THE REQUEST: Find the lines with the string "name" and return them.

Figure content listings:
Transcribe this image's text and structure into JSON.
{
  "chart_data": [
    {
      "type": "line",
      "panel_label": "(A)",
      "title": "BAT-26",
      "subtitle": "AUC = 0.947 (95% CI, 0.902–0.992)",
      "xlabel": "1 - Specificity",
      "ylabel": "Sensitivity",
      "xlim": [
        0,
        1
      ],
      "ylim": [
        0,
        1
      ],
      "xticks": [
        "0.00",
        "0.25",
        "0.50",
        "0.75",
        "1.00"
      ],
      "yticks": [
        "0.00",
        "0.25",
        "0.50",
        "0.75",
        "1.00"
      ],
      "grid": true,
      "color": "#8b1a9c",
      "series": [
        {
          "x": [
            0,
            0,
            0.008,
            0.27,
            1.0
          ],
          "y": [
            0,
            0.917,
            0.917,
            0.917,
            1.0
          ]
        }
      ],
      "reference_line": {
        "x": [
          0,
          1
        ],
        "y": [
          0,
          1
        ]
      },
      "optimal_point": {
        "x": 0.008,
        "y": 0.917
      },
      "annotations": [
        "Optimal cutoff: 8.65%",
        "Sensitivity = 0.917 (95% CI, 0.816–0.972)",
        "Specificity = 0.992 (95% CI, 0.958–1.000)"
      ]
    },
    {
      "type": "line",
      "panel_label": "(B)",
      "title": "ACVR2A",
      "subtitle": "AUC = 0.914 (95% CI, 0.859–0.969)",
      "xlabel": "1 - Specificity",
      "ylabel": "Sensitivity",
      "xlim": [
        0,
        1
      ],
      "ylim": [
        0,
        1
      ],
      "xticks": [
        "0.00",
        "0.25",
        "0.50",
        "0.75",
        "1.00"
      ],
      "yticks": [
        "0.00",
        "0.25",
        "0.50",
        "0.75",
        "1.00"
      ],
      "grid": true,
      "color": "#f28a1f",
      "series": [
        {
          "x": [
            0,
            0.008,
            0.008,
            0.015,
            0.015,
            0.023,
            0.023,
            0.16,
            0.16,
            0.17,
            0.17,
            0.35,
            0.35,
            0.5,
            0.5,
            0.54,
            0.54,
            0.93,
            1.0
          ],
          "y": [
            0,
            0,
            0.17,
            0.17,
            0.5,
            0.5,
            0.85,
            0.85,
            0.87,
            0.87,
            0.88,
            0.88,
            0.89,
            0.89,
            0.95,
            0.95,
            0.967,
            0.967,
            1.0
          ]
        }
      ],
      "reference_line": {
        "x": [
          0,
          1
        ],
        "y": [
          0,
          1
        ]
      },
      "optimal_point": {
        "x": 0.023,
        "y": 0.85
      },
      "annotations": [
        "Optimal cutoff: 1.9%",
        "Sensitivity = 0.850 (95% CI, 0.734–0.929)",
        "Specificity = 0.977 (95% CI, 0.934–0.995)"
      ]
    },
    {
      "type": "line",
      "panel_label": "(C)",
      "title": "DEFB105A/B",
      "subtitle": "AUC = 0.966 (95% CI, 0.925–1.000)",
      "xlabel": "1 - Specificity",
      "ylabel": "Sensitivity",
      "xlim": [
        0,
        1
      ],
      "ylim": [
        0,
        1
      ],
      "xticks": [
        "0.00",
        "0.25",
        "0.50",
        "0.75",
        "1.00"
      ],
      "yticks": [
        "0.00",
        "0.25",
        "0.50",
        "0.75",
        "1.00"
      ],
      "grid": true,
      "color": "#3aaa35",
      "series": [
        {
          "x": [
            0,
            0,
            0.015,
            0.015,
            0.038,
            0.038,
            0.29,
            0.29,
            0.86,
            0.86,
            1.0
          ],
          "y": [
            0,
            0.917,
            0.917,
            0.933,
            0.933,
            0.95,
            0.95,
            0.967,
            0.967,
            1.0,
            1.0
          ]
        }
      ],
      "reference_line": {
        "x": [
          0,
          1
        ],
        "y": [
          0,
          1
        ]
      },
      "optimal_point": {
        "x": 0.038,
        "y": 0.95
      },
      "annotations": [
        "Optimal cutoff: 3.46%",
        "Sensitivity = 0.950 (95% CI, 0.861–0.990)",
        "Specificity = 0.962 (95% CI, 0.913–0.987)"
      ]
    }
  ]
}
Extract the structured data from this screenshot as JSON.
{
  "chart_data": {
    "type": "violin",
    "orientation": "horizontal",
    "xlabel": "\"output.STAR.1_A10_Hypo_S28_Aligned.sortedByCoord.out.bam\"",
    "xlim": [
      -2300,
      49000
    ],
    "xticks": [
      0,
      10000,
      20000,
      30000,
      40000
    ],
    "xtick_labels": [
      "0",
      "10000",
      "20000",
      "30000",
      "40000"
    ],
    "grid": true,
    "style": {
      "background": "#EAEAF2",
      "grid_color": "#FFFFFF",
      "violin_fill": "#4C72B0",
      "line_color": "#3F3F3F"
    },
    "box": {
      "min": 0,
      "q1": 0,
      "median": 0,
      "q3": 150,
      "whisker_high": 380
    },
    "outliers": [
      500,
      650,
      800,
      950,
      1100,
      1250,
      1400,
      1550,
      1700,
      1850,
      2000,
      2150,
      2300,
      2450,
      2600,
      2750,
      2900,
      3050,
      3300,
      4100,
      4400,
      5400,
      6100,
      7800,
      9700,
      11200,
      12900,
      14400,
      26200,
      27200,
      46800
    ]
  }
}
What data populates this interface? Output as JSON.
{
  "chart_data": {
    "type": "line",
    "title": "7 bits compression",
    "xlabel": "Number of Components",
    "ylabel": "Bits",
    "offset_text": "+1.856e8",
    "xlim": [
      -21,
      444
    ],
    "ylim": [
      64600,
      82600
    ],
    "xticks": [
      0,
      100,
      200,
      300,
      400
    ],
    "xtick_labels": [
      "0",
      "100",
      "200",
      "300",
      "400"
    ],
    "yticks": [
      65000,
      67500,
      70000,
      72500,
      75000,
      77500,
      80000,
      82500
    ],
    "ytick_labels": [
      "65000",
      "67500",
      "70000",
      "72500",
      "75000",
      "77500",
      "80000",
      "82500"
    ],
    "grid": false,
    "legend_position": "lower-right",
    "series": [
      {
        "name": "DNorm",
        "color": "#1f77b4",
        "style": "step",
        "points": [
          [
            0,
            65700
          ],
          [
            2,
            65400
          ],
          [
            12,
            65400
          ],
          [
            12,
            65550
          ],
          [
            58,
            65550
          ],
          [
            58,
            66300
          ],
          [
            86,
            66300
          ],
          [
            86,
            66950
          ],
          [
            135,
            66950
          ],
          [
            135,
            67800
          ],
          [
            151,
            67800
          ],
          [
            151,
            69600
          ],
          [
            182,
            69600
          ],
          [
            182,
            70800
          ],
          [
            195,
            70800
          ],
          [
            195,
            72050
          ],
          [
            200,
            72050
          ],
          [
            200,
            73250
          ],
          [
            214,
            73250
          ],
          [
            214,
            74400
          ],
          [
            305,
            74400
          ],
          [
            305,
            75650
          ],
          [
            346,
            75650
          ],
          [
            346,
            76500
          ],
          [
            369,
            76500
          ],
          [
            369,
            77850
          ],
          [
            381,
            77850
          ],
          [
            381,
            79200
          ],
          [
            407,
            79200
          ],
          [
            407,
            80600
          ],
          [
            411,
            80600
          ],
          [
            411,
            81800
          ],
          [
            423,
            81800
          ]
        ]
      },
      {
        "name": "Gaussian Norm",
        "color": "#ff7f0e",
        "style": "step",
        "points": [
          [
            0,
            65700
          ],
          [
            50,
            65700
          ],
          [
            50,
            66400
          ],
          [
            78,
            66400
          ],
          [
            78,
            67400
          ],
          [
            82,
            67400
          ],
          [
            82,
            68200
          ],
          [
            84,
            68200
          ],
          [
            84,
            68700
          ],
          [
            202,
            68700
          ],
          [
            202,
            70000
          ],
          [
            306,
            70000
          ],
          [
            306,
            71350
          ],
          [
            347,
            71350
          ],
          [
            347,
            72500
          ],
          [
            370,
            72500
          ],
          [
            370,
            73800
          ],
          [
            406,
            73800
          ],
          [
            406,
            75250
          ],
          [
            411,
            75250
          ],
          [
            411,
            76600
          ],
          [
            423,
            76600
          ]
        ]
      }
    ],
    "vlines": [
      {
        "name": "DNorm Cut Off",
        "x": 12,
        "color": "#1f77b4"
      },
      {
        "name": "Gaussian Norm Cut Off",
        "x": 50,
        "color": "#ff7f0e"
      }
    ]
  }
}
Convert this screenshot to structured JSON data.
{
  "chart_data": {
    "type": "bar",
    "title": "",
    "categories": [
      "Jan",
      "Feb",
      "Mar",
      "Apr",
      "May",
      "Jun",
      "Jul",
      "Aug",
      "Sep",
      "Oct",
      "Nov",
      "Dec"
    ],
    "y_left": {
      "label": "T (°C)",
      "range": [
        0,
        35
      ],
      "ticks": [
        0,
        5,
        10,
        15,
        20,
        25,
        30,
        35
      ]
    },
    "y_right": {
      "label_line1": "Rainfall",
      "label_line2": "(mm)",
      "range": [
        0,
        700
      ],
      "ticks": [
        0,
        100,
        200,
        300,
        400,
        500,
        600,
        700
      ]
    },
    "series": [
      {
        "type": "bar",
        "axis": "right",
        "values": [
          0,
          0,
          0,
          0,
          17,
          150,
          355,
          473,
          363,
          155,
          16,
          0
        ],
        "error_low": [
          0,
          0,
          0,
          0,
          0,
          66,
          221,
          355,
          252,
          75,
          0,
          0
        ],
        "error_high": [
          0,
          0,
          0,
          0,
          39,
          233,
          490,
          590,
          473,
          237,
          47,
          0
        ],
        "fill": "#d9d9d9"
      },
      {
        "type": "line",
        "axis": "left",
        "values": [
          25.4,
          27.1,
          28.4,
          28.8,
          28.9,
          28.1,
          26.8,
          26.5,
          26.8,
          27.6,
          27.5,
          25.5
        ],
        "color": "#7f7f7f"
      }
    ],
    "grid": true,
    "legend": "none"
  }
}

EXERCISE OUTPUT:
        "name": "DNorm",
        "name": "Gaussian Norm",
        "name": "DNorm Cut Off",
        "name": "Gaussian Norm Cut Off",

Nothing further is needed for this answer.